Data records
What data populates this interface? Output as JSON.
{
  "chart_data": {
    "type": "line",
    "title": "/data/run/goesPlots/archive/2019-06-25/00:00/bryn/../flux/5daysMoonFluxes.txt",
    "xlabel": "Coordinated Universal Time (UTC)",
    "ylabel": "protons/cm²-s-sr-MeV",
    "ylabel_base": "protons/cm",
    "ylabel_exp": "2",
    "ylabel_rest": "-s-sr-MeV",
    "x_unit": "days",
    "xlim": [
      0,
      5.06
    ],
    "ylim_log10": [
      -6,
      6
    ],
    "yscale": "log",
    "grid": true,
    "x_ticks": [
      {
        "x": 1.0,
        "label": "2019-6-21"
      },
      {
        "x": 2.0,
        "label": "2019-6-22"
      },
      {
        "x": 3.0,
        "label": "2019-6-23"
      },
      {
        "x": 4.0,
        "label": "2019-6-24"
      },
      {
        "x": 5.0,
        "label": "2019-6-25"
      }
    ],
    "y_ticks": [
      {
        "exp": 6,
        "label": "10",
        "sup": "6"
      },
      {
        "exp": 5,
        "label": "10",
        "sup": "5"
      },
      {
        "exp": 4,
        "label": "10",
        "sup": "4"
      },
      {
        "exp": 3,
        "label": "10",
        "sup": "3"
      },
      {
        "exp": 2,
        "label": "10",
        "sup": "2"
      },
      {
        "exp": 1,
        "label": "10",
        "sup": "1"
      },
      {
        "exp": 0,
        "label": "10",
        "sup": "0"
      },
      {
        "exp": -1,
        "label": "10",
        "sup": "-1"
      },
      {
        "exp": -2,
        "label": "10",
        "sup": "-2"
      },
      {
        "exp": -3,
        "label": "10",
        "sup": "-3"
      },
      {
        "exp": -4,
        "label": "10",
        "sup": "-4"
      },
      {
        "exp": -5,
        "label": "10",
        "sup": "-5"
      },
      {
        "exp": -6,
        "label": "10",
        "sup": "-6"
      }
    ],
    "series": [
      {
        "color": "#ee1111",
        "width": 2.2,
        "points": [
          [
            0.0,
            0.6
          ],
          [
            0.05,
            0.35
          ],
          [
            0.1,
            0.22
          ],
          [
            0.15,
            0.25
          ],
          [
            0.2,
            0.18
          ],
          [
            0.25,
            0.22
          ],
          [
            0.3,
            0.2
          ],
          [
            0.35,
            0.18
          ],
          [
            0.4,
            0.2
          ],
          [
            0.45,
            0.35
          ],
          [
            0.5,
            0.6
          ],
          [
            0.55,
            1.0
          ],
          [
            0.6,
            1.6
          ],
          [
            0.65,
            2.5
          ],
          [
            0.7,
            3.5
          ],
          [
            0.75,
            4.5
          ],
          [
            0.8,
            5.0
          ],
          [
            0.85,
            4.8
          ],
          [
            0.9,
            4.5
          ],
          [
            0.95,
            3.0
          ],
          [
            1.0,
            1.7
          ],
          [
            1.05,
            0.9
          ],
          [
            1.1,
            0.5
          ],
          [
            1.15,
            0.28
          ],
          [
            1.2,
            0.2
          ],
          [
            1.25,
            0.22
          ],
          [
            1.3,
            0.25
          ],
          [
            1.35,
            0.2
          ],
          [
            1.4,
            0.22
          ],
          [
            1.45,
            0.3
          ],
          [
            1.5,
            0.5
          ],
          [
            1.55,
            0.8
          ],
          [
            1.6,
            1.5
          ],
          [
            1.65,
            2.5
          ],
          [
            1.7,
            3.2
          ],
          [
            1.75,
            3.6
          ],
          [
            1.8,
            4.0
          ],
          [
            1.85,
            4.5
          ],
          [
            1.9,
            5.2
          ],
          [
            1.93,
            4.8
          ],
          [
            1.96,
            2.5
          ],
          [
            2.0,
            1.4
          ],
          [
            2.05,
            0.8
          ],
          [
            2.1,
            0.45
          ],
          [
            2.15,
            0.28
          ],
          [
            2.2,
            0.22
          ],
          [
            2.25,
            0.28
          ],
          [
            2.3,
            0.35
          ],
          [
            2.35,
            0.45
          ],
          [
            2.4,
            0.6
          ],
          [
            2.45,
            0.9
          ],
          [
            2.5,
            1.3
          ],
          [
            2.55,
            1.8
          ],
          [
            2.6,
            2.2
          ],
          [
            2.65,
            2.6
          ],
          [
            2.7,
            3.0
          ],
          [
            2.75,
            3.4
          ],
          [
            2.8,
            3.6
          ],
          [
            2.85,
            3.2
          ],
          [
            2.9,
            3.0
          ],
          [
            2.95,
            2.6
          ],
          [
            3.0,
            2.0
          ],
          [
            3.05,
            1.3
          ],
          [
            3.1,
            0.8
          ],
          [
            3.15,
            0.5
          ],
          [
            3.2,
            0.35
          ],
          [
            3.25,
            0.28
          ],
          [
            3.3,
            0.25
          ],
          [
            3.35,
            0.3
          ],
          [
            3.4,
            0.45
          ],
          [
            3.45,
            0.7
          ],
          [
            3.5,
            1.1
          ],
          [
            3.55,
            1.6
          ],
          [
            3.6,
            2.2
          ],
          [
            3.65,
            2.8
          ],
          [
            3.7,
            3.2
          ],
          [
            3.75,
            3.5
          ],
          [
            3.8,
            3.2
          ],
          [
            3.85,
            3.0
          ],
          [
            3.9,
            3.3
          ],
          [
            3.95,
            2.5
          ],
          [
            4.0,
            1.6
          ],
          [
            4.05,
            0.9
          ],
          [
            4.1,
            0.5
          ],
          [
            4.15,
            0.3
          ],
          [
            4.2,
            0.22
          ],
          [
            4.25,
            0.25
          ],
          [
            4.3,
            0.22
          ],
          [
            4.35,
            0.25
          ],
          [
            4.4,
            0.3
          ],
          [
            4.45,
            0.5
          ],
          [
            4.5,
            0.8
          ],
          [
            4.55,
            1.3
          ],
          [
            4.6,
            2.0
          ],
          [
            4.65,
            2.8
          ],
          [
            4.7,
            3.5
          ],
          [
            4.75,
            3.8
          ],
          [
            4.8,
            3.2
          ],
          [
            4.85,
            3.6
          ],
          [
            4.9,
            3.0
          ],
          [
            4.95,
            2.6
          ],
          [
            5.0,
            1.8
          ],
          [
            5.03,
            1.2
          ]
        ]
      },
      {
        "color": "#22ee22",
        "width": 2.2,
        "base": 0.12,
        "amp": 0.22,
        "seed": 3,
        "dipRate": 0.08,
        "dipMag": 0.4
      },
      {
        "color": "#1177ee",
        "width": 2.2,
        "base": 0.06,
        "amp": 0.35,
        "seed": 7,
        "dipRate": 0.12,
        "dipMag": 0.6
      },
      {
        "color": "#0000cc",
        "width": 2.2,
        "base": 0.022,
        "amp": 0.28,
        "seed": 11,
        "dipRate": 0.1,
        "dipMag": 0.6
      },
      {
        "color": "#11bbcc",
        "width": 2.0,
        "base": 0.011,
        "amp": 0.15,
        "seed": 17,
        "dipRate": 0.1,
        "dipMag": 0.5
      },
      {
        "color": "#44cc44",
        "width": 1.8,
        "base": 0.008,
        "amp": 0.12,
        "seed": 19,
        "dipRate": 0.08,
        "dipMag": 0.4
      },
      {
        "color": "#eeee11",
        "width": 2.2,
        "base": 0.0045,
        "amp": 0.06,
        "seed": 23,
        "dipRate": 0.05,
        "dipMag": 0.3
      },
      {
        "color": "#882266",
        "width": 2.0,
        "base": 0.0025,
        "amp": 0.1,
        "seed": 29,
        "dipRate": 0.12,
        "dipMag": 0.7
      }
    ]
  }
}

## Problem statement
Copy all the entries verbatim.

## Task result
What data populates this interface? Output as JSON.
{
  "chart_data": {
    "type": "line",
    "title": "/data/run/goesPlots/archive/2019-06-25/00:00/bryn/../flux/5daysMoonFluxes.txt",
    "xlabel": "Coordinated Universal Time (UTC)",
    "ylabel": "protons/cm²-s-sr-MeV",
    "ylabel_base": "protons/cm",
    "ylabel_exp": "2",
    "ylabel_rest": "-s-sr-MeV",
    "x_unit": "days",
    "xlim": [
      0,
      5.06
    ],
    "ylim_log10": [
      -6,
      6
    ],
    "yscale": "log",
    "grid": true,
    "x_ticks": [
      {
        "x": 1.0,
        "label": "2019-6-21"
      },
      {
        "x": 2.0,
        "label": "2019-6-22"
      },
      {
        "x": 3.0,
        "label": "2019-6-23"
      },
      {
        "x": 4.0,
        "label": "2019-6-24"
      },
      {
        "x": 5.0,
        "label": "2019-6-25"
      }
    ],
    "y_ticks": [
      {
        "exp": 6,
        "label": "10",
        "sup": "6"
      },
      {
        "exp": 5,
        "label": "10",
        "sup": "5"
      },
      {
        "exp": 4,
        "label": "10",
        "sup": "4"
      },
      {
        "exp": 3,
        "label": "10",
        "sup": "3"
      },
      {
        "exp": 2,
        "label": "10",
        "sup": "2"
      },
      {
        "exp": 1,
        "label": "10",
        "sup": "1"
      },
      {
        "exp": 0,
        "label": "10",
        "sup": "0"
      },
      {
        "exp": -1,
        "label": "10",
        "sup": "-1"
      },
      {
        "exp": -2,
        "label": "10",
        "sup": "-2"
      },
      {
        "exp": -3,
        "label": "10",
        "sup": "-3"
      },
      {
        "exp": -4,
        "label": "10",
        "sup": "-4"
      },
      {
        "exp": -5,
        "label": "10",
        "sup": "-5"
      },
      {
        "exp": -6,
        "label": "10",
        "sup": "-6"
      }
    ],
    "series": [
      {
        "color": "#ee1111",
        "width": 2.2,
        "points": [
          [
            0.0,
            0.6
          ],
          [
            0.05,
            0.35
          ],
          [
            0.1,
            0.22
          ],
          [
            0.15,
            0.25
          ],
          [
            0.2,
            0.18
          ],
          [
            0.25,
            0.22
          ],
          [
            0.3,
            0.2
          ],
          [
            0.35,
            0.18
          ],
          [
            0.4,
            0.2
          ],
          [
            0.45,
            0.35
          ],
          [
            0.5,
            0.6
          ],
          [
            0.55,
            1.0
          ],
          [
            0.6,
            1.6
          ],
          [
            0.65,
            2.5
          ],
          [
            0.7,
            3.5
          ],
          [
            0.75,
            4.5
          ],
          [
            0.8,
            5.0
          ],
          [
            0.85,
            4.8
          ],
          [
            0.9,
            4.5
          ],
          [
            0.95,
            3.0
          ],
          [
            1.0,
            1.7
          ],
          [
            1.05,
            0.9
          ],
          [
            1.1,
            0.5
          ],
          [
            1.15,
            0.28
          ],
          [
            1.2,
            0.2
          ],
          [
            1.25,
            0.22
          ],
          [
            1.3,
            0.25
          ],
          [
            1.35,
            0.2
          ],
          [
            1.4,
            0.22
          ],
          [
            1.45,
            0.3
          ],
          [
            1.5,
            0.5
          ],
          [
            1.55,
            0.8
          ],
          [
            1.6,
            1.5
          ],
          [
            1.65,
            2.5
          ],
          [
            1.7,
            3.2
          ],
          [
            1.75,
            3.6
          ],
          [
            1.8,
            4.0
          ],
          [
            1.85,
            4.5
          ],
          [
            1.9,
            5.2
          ],
          [
            1.93,
            4.8
          ],
          [
            1.96,
            2.5
          ],
          [
            2.0,
            1.4
          ],
          [
            2.05,
            0.8
          ],
          [
            2.1,
            0.45
          ],
          [
            2.15,
            0.28
          ],
          [
            2.2,
            0.22
          ],
          [
            2.25,
            0.28
          ],
          [
            2.3,
            0.35
          ],
          [
            2.35,
            0.45
          ],
          [
            2.4,
            0.6
          ],
          [
            2.45,
            0.9
          ],
          [
            2.5,
            1.3
          ],
          [
            2.55,
            1.8
          ],
          [
            2.6,
            2.2
          ],
          [
            2.65,
            2.6
          ],
          [
            2.7,
            3.0
          ],
          [
            2.75,
            3.4
          ],
          [
            2.8,
            3.6
          ],
          [
            2.85,
            3.2
          ],
          [
            2.9,
            3.0
          ],
          [
            2.95,
            2.6
          ],
          [
            3.0,
            2.0
          ],
          [
            3.05,
            1.3
          ],
          [
            3.1,
            0.8
          ],
          [
            3.15,
            0.5
          ],
          [
            3.2,
            0.35
          ],
          [
            3.25,
            0.28
          ],
          [
            3.3,
            0.25
          ],
          [
            3.35,
            0.3
          ],
          [
            3.4,
            0.45
          ],
          [
            3.45,
            0.7
          ],
          [
            3.5,
            1.1
          ],
          [
            3.55,
            1.6
          ],
          [
            3.6,
            2.2
          ],
          [
            3.65,
            2.8
          ],
          [
            3.7,
            3.2
          ],
          [
            3.75,
            3.5
          ],
          [
            3.8,
            3.2
          ],
          [
            3.85,
            3.0
          ],
          [
            3.9,
            3.3
          ],
          [
            3.95,
            2.5
          ],
          [
            4.0,
            1.6
          ],
          [
            4.05,
            0.9
          ],
          [
            4.1,
            0.5
          ],
          [
            4.15,
            0.3
          ],
          [
            4.2,
            0.22
          ],
          [
            4.25,
            0.25
          ],
          [
            4.3,
            0.22
          ],
          [
            4.35,
            0.25
          ],
          [
            4.4,
            0.3
          ],
          [
            4.45,
            0.5
          ],
          [
            4.5,
            0.8
          ],
          [
            4.55,
            1.3
          ],
          [
            4.6,
            2.0
          ],
          [
            4.65,
            2.8
          ],
          [
            4.7,
            3.5
          ],
          [
            4.75,
            3.8
          ],
          [
            4.8,
            3.2
          ],
          [
            4.85,
            3.6
          ],
          [
            4.9,
            3.0
          ],
          [
            4.95,
            2.6
          ],
          [
            5.0,
            1.8
          ],
          [
            5.03,
            1.2
          ]
        ]
      },
      {
        "color": "#22ee22",
        "width": 2.2,
        "base": 0.12,
        "amp": 0.22,
        "seed": 3,
        "dipRate": 0.08,
        "dipMag": 0.4
      },
      {
        "color": "#1177ee",
        "width": 2.2,
        "base": 0.06,
        "amp": 0.35,
        "seed": 7,
        "dipRate": 0.12,
        "dipMag": 0.6
      },
      {
        "color": "#0000cc",
        "width": 2.2,
        "base": 0.022,
        "amp": 0.28,
        "seed": 11,
        "dipRate": 0.1,
        "dipMag": 0.6
      },
      {
        "color": "#11bbcc",
        "width": 2.0,
        "base": 0.011,
        "amp": 0.15,
        "seed": 17,
        "dipRate": 0.1,
        "dipMag": 0.5
      },
      {
        "color": "#44cc44",
        "width": 1.8,
        "base": 0.008,
        "amp": 0.12,
        "seed": 19,
        "dipRate": 0.08,
        "dipMag": 0.4
      },
      {
        "color": "#eeee11",
        "width": 2.2,
        "base": 0.0045,
        "amp": 0.06,
        "seed": 23,
        "dipRate": 0.05,
        "dipMag": 0.3
      },
      {
        "color": "#882266",
        "width": 2.0,
        "base": 0.0025,
        "amp": 0.1,
        "seed": 29,
        "dipRate": 0.12,
        "dipMag": 0.7
      }
    ]
  }
}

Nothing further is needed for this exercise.